→ Data to use

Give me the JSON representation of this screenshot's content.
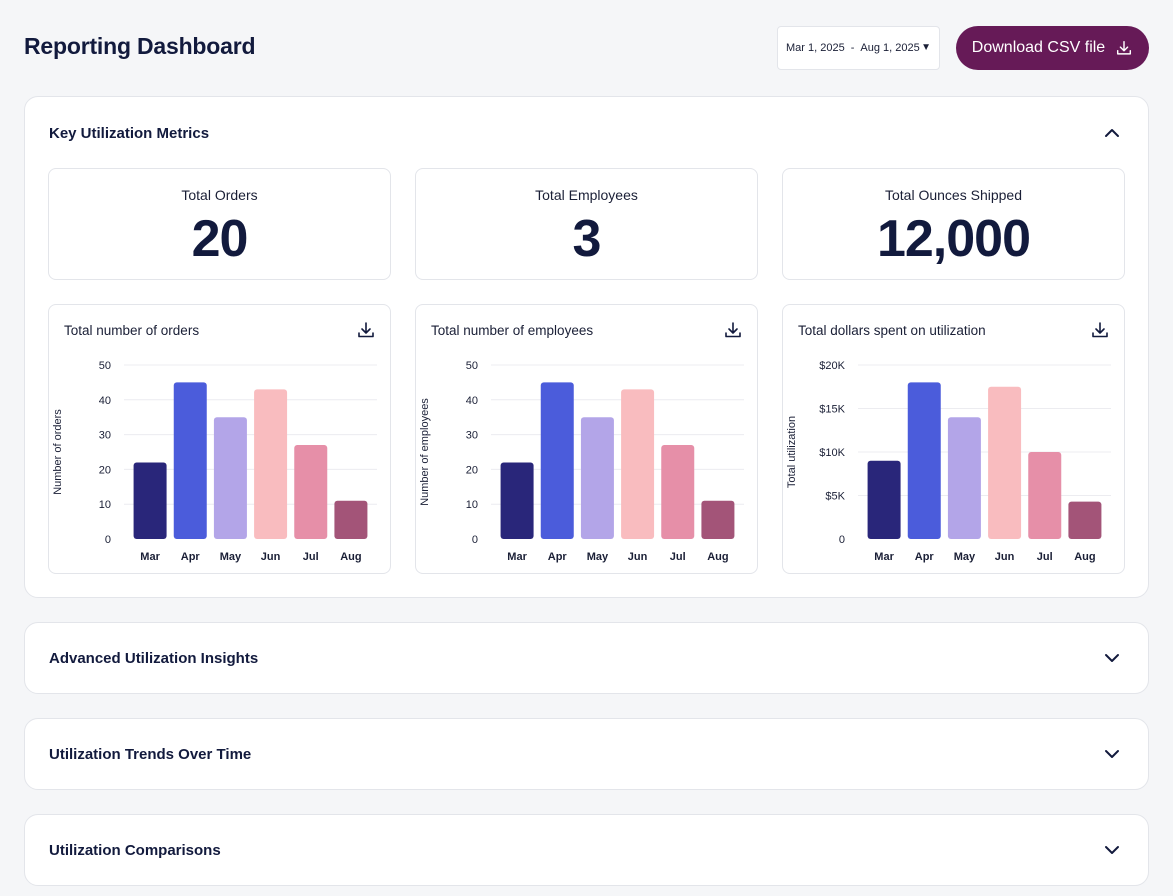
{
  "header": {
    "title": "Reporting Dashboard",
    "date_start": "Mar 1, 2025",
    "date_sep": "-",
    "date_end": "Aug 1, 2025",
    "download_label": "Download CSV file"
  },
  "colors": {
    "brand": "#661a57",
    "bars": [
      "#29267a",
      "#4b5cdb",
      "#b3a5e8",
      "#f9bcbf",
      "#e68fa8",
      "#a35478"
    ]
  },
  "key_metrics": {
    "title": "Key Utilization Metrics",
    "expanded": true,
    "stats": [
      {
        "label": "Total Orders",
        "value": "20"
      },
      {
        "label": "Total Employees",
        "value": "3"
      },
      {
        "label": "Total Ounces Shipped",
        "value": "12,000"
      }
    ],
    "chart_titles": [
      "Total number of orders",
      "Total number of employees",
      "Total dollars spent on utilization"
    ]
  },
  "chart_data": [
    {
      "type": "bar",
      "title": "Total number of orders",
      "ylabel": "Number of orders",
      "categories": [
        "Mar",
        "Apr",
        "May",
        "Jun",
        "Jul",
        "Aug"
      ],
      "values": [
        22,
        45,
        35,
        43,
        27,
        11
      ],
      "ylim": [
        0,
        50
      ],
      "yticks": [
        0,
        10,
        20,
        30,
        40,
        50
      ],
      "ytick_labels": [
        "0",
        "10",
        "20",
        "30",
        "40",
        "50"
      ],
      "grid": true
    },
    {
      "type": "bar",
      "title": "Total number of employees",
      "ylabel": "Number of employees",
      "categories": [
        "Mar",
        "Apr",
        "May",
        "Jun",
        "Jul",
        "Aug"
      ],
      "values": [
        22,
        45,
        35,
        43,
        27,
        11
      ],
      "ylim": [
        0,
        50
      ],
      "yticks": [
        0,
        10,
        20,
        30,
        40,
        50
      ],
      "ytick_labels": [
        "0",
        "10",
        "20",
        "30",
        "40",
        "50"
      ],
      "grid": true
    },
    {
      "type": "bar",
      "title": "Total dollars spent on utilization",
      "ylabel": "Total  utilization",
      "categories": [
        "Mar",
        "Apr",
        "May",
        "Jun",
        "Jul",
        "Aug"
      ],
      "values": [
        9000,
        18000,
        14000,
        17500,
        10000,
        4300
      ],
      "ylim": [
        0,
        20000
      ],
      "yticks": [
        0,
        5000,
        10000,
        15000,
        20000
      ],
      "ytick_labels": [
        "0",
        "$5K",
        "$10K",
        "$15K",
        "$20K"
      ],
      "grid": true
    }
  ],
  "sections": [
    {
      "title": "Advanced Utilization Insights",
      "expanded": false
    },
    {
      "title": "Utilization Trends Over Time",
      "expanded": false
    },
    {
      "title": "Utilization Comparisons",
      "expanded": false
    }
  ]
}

--

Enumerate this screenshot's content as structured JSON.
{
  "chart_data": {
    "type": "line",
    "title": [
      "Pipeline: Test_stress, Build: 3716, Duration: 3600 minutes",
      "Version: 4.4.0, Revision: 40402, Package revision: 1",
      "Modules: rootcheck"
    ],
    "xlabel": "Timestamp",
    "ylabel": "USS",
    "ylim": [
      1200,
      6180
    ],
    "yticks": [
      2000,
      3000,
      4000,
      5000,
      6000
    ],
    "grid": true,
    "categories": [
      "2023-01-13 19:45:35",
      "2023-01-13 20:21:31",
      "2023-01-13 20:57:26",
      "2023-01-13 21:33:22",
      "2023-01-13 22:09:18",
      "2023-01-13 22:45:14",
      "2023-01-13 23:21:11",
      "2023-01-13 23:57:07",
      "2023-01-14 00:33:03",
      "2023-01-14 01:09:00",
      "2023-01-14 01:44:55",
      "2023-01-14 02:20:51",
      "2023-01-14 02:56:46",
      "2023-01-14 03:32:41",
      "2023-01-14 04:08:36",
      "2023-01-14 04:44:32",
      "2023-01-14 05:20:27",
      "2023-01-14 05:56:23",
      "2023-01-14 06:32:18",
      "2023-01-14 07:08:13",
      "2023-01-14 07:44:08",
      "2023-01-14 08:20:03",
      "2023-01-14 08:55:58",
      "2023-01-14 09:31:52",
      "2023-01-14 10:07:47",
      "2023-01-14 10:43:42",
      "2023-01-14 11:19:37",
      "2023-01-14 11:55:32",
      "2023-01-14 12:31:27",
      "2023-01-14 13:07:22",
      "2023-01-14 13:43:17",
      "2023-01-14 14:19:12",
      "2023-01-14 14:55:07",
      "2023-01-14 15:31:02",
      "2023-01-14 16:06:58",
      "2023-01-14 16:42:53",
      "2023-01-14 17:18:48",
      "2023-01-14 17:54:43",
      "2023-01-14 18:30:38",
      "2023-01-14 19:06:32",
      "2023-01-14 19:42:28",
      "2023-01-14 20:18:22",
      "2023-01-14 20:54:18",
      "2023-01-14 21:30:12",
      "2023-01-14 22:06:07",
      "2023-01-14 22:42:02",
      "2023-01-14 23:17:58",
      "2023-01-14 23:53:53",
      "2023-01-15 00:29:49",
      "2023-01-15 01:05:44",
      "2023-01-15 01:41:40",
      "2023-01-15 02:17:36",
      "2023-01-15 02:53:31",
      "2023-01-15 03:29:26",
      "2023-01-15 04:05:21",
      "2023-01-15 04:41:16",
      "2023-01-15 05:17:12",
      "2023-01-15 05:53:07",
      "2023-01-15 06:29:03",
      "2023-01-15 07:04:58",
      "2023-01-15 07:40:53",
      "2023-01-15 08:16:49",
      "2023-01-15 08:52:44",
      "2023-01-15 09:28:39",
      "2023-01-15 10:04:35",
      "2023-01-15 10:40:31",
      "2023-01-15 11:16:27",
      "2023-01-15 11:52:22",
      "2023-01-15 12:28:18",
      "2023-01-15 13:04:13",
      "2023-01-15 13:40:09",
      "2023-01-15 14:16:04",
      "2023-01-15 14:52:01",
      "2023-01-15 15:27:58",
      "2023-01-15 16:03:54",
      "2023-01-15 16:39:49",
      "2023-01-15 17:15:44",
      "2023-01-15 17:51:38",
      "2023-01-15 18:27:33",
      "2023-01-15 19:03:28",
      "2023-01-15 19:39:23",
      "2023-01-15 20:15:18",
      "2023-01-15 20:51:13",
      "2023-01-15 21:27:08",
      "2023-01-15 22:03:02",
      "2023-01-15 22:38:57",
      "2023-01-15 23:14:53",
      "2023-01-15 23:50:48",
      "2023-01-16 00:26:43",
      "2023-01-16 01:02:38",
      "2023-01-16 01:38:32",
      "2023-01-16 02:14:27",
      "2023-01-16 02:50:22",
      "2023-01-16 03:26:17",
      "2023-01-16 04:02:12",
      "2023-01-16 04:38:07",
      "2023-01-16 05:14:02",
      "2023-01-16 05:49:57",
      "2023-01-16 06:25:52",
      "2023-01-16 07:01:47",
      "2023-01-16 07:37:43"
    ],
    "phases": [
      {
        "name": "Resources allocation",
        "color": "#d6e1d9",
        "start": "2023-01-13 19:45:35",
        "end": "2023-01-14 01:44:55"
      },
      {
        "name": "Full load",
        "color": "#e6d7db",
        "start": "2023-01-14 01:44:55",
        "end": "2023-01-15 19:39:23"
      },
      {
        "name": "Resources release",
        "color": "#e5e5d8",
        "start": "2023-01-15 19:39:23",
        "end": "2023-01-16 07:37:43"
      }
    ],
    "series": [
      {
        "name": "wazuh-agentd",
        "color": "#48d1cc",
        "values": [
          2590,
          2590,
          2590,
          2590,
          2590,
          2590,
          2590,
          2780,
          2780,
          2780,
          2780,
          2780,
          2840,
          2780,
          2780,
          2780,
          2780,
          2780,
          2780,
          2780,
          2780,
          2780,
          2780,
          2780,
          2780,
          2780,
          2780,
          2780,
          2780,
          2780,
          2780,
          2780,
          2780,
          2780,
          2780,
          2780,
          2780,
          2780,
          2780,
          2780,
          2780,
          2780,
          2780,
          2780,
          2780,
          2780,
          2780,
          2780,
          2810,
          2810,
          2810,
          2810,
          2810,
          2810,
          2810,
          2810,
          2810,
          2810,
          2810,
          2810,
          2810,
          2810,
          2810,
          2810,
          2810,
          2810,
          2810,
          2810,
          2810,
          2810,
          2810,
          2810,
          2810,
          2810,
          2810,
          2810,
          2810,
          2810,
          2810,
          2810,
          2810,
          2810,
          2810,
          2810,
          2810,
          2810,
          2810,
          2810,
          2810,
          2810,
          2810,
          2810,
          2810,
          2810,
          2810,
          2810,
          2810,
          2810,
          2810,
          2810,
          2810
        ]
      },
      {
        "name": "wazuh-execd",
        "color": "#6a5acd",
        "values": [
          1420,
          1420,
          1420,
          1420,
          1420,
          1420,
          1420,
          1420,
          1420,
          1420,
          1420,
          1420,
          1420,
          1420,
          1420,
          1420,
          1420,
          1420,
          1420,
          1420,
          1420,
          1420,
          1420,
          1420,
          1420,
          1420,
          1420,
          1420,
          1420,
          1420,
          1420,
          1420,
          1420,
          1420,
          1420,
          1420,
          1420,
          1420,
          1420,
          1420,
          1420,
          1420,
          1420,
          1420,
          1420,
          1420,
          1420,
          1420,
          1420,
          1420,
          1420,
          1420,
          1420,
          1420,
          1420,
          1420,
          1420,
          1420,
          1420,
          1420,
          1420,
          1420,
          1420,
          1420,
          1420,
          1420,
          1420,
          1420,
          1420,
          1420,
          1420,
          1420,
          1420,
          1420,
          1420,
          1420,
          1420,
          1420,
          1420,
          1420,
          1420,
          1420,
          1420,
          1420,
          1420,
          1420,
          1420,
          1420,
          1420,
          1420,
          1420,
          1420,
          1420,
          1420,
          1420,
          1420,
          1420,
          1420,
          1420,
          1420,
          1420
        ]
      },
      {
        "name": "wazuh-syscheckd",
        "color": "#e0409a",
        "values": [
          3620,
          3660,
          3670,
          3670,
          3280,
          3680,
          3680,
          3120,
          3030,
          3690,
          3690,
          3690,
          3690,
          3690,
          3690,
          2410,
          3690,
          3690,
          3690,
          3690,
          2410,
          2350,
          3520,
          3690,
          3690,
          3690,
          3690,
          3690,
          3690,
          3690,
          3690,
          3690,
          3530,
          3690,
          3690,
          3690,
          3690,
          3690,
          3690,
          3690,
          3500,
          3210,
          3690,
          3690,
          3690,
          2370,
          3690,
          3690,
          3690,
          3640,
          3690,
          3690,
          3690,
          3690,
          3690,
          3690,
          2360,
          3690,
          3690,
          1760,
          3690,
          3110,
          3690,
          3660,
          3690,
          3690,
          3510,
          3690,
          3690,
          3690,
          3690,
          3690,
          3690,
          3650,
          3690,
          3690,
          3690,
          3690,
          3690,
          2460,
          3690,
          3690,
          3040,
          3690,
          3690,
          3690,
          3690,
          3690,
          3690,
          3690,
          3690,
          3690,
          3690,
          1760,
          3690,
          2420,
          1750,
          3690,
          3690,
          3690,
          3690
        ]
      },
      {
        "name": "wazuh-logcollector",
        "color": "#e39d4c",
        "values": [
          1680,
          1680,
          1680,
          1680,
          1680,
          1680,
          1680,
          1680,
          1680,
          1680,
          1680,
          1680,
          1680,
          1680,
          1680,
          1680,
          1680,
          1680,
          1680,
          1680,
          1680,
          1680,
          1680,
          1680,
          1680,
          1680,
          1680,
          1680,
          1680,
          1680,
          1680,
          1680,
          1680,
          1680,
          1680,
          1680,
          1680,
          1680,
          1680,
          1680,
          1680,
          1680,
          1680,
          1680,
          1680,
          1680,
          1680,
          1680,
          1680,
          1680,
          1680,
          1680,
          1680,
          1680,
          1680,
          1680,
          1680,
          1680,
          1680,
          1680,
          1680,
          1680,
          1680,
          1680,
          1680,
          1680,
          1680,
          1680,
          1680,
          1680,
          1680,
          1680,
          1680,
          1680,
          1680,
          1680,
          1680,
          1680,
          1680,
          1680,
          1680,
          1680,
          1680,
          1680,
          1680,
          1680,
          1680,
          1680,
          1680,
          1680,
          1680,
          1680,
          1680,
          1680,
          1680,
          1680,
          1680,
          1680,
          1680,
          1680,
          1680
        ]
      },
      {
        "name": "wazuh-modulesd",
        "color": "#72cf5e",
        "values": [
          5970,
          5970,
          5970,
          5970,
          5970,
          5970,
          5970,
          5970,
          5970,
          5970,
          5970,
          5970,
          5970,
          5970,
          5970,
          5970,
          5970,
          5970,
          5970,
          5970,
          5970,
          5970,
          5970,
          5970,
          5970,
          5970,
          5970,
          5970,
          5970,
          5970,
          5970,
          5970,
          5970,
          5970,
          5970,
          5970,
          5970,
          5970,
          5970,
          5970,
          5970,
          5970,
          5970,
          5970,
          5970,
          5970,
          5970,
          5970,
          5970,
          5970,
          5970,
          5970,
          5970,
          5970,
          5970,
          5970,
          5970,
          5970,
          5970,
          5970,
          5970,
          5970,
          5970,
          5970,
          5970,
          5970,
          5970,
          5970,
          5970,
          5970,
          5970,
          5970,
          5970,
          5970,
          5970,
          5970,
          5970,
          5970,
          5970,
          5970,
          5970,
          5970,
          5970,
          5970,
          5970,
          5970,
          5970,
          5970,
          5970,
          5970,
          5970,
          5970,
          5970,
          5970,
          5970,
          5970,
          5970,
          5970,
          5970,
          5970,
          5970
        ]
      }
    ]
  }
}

→ Brief
Tally the lines of the data that hold the string "Resources". Answer with the number and nothing more.

→ Exercise answer
2